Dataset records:
********

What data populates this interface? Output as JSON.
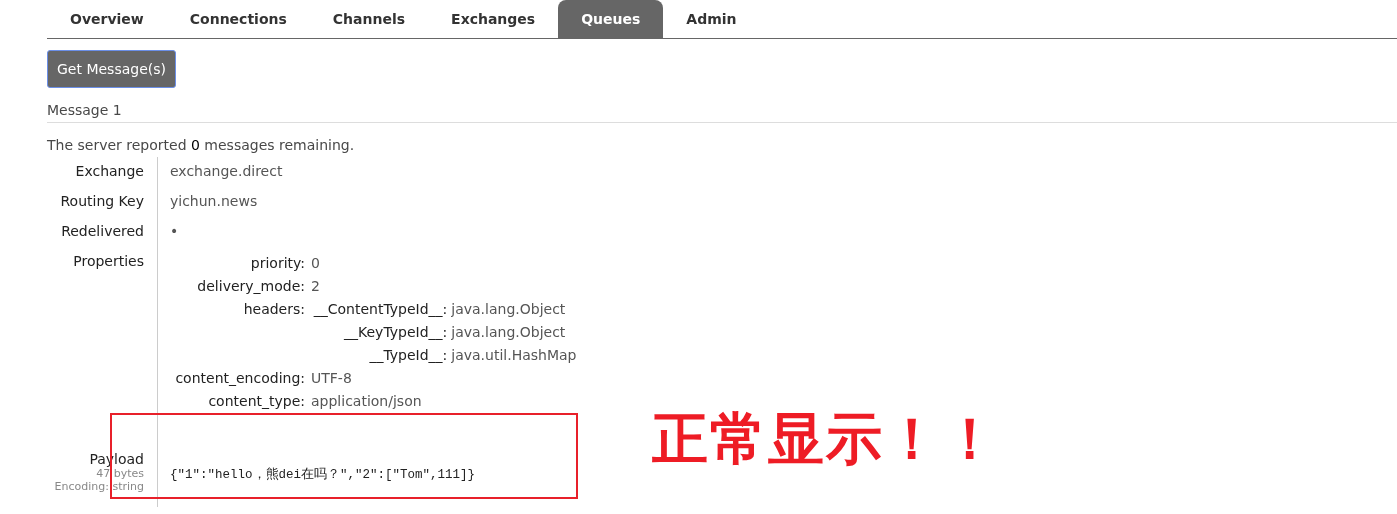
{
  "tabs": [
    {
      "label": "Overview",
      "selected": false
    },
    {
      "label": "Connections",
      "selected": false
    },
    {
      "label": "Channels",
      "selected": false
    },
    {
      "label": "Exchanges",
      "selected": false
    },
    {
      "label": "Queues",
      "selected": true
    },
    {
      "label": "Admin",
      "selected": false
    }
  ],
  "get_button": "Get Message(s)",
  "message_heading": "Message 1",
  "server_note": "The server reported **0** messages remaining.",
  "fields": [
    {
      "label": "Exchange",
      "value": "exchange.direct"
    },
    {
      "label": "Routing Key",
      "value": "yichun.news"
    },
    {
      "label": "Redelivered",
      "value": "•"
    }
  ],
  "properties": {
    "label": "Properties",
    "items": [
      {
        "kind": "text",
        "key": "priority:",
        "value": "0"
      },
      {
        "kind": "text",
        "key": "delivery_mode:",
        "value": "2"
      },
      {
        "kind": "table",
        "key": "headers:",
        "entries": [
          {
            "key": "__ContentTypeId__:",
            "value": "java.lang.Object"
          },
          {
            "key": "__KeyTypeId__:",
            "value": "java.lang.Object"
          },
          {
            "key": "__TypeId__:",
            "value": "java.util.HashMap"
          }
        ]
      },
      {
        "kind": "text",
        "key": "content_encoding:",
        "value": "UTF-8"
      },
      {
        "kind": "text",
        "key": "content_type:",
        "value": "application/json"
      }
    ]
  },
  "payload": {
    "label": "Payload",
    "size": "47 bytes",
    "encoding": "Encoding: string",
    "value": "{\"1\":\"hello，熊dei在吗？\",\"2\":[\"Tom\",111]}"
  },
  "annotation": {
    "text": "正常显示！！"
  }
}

********

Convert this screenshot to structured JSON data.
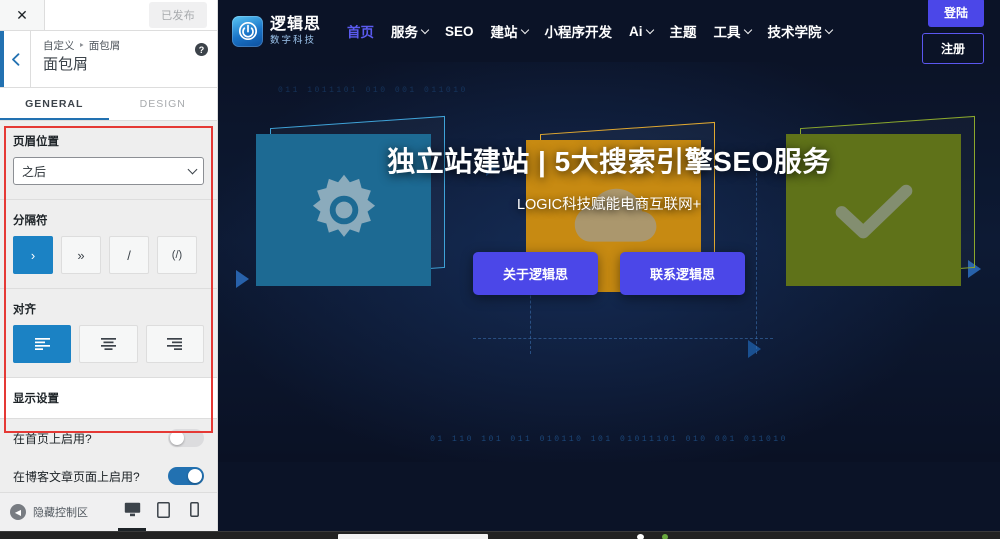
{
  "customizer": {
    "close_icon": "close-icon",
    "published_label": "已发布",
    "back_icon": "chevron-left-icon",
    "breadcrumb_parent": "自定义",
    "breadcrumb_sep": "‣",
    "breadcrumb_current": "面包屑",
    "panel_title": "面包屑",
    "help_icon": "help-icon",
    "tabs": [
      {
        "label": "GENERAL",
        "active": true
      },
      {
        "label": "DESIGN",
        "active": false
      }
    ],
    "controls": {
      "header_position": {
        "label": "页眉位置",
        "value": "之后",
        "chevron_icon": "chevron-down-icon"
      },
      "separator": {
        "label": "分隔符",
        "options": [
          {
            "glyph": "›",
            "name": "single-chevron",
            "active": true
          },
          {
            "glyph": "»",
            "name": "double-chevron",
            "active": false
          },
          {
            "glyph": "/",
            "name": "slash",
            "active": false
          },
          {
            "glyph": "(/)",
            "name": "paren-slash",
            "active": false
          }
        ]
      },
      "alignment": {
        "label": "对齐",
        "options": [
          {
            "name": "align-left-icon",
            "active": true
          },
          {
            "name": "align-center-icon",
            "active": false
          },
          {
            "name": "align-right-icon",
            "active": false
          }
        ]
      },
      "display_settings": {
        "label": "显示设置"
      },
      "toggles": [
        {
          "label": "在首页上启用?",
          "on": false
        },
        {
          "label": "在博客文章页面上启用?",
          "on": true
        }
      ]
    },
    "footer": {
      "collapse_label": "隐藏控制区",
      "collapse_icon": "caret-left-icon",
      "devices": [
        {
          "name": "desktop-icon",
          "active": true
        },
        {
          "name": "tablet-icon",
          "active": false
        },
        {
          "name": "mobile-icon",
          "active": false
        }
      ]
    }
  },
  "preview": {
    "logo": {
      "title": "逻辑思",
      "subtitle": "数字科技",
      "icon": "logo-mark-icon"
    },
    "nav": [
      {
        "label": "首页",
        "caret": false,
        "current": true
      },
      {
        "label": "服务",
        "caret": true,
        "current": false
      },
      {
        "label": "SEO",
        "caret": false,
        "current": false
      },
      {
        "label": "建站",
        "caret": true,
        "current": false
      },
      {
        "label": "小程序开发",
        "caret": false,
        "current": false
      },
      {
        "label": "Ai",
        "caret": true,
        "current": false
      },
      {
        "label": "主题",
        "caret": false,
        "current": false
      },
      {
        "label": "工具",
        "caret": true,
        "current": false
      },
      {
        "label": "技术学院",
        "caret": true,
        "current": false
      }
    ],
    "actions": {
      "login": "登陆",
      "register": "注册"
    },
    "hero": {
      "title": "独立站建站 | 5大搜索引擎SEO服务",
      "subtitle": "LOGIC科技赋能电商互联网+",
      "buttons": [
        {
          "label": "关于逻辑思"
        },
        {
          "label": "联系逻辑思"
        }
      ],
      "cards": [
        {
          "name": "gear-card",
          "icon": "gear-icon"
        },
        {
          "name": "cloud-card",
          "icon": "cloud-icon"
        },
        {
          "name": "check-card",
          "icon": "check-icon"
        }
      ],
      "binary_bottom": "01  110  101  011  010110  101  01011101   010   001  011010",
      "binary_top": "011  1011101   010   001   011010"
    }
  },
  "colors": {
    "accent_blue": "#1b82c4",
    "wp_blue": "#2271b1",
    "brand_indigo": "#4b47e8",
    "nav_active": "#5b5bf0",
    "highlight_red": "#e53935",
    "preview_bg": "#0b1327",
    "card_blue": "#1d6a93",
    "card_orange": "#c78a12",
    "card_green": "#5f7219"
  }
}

********

THE REQUEST: Find every line holding the word "chevron"; give their count and nothing else.

RESPONSE: 4